◆ **Aim of the task**
Each line below must be set down exactly; omit any image you find.

-- begin Supplied material --

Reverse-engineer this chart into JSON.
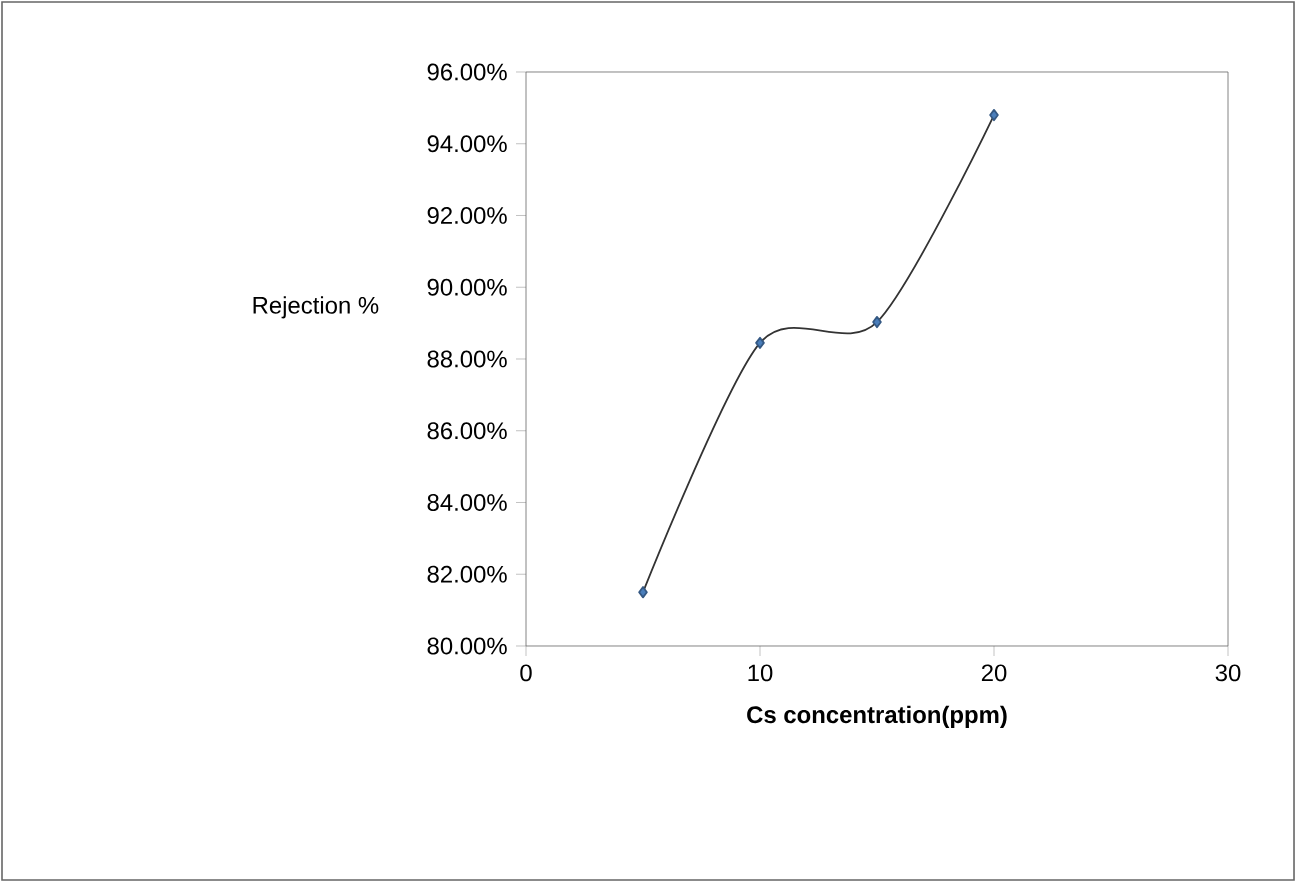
{
  "chart_data": {
    "type": "line",
    "xlabel": "Cs concentration(ppm)",
    "ylabel": "Rejection %",
    "x": [
      5,
      10,
      15,
      20
    ],
    "series": [
      {
        "color": "#4a7ebb",
        "values": [
          81.5,
          88.45,
          89.03,
          94.8
        ]
      }
    ],
    "xlim": [
      0,
      30
    ],
    "xticks": [
      0,
      10,
      20,
      30
    ],
    "ylim": [
      80,
      96
    ],
    "yticks": [
      {
        "value": 80,
        "label": "80.00%"
      },
      {
        "value": 82,
        "label": "82.00%"
      },
      {
        "value": 84,
        "label": "84.00%"
      },
      {
        "value": 86,
        "label": "86.00%"
      },
      {
        "value": 88,
        "label": "88.00%"
      },
      {
        "value": 90,
        "label": "90.00%"
      },
      {
        "value": 92,
        "label": "92.00%"
      },
      {
        "value": 94,
        "label": "94.00%"
      },
      {
        "value": 96,
        "label": "96.00%"
      }
    ],
    "grid": false,
    "marker": "diamond",
    "line_style": "solid"
  }
}
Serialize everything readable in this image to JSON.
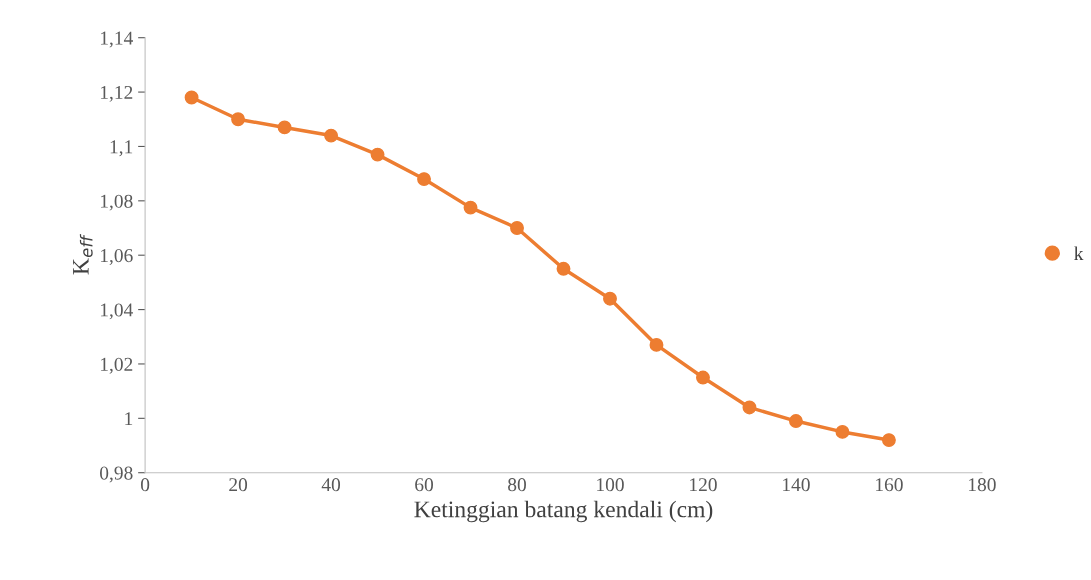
{
  "chart_data": {
    "type": "line",
    "xlabel": "Ketinggian batang kendali (cm)",
    "ylabel": "K$_{eff}$",
    "x": [
      10,
      20,
      30,
      40,
      50,
      60,
      70,
      80,
      90,
      100,
      110,
      120,
      130,
      140,
      150,
      160
    ],
    "series": [
      {
        "name": "k",
        "color": "#ed7d31",
        "values": [
          1.118,
          1.11,
          1.107,
          1.104,
          1.097,
          1.088,
          1.0775,
          1.07,
          1.055,
          1.044,
          1.027,
          1.015,
          1.004,
          0.999,
          0.995,
          0.992
        ]
      }
    ],
    "xlim": [
      0,
      180
    ],
    "xticks": [
      0,
      20,
      40,
      60,
      80,
      100,
      120,
      140,
      160,
      180
    ],
    "ylim": [
      0.98,
      1.14
    ],
    "yticks": [
      {
        "value": 0.98,
        "label": "0,98"
      },
      {
        "value": 1.0,
        "label": "1"
      },
      {
        "value": 1.02,
        "label": "1,02"
      },
      {
        "value": 1.04,
        "label": "1,04"
      },
      {
        "value": 1.06,
        "label": "1,06"
      },
      {
        "value": 1.08,
        "label": "1,08"
      },
      {
        "value": 1.1,
        "label": "1,1"
      },
      {
        "value": 1.12,
        "label": "1,12"
      },
      {
        "value": 1.14,
        "label": "1,14"
      }
    ],
    "grid": false,
    "legend": "right",
    "marker": "circle",
    "line_style": "solid"
  }
}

-- end Supplied material --

◆ **Correct output**
Reverse-engineer this chart into JSON.
{
  "chart_data": {
    "type": "line",
    "xlabel": "Cs concentration(ppm)",
    "ylabel": "Rejection %",
    "x": [
      5,
      10,
      15,
      20
    ],
    "series": [
      {
        "color": "#4a7ebb",
        "values": [
          81.5,
          88.45,
          89.03,
          94.8
        ]
      }
    ],
    "xlim": [
      0,
      30
    ],
    "xticks": [
      0,
      10,
      20,
      30
    ],
    "ylim": [
      80,
      96
    ],
    "yticks": [
      {
        "value": 80,
        "label": "80.00%"
      },
      {
        "value": 82,
        "label": "82.00%"
      },
      {
        "value": 84,
        "label": "84.00%"
      },
      {
        "value": 86,
        "label": "86.00%"
      },
      {
        "value": 88,
        "label": "88.00%"
      },
      {
        "value": 90,
        "label": "90.00%"
      },
      {
        "value": 92,
        "label": "92.00%"
      },
      {
        "value": 94,
        "label": "94.00%"
      },
      {
        "value": 96,
        "label": "96.00%"
      }
    ],
    "grid": false,
    "marker": "diamond",
    "line_style": "solid"
  }
}
Serialize everything readable in this image to JSON.
{
  "chart_data": {
    "type": "line",
    "xlabel": "Ketinggian batang kendali (cm)",
    "ylabel": "K$_{eff}$",
    "x": [
      10,
      20,
      30,
      40,
      50,
      60,
      70,
      80,
      90,
      100,
      110,
      120,
      130,
      140,
      150,
      160
    ],
    "series": [
      {
        "name": "k",
        "color": "#ed7d31",
        "values": [
          1.118,
          1.11,
          1.107,
          1.104,
          1.097,
          1.088,
          1.0775,
          1.07,
          1.055,
          1.044,
          1.027,
          1.015,
          1.004,
          0.999,
          0.995,
          0.992
        ]
      }
    ],
    "xlim": [
      0,
      180
    ],
    "xticks": [
      0,
      20,
      40,
      60,
      80,
      100,
      120,
      140,
      160,
      180
    ],
    "ylim": [
      0.98,
      1.14
    ],
    "yticks": [
      {
        "value": 0.98,
        "label": "0,98"
      },
      {
        "value": 1.0,
        "label": "1"
      },
      {
        "value": 1.02,
        "label": "1,02"
      },
      {
        "value": 1.04,
        "label": "1,04"
      },
      {
        "value": 1.06,
        "label": "1,06"
      },
      {
        "value": 1.08,
        "label": "1,08"
      },
      {
        "value": 1.1,
        "label": "1,1"
      },
      {
        "value": 1.12,
        "label": "1,12"
      },
      {
        "value": 1.14,
        "label": "1,14"
      }
    ],
    "grid": false,
    "legend": "right",
    "marker": "circle",
    "line_style": "solid"
  }
}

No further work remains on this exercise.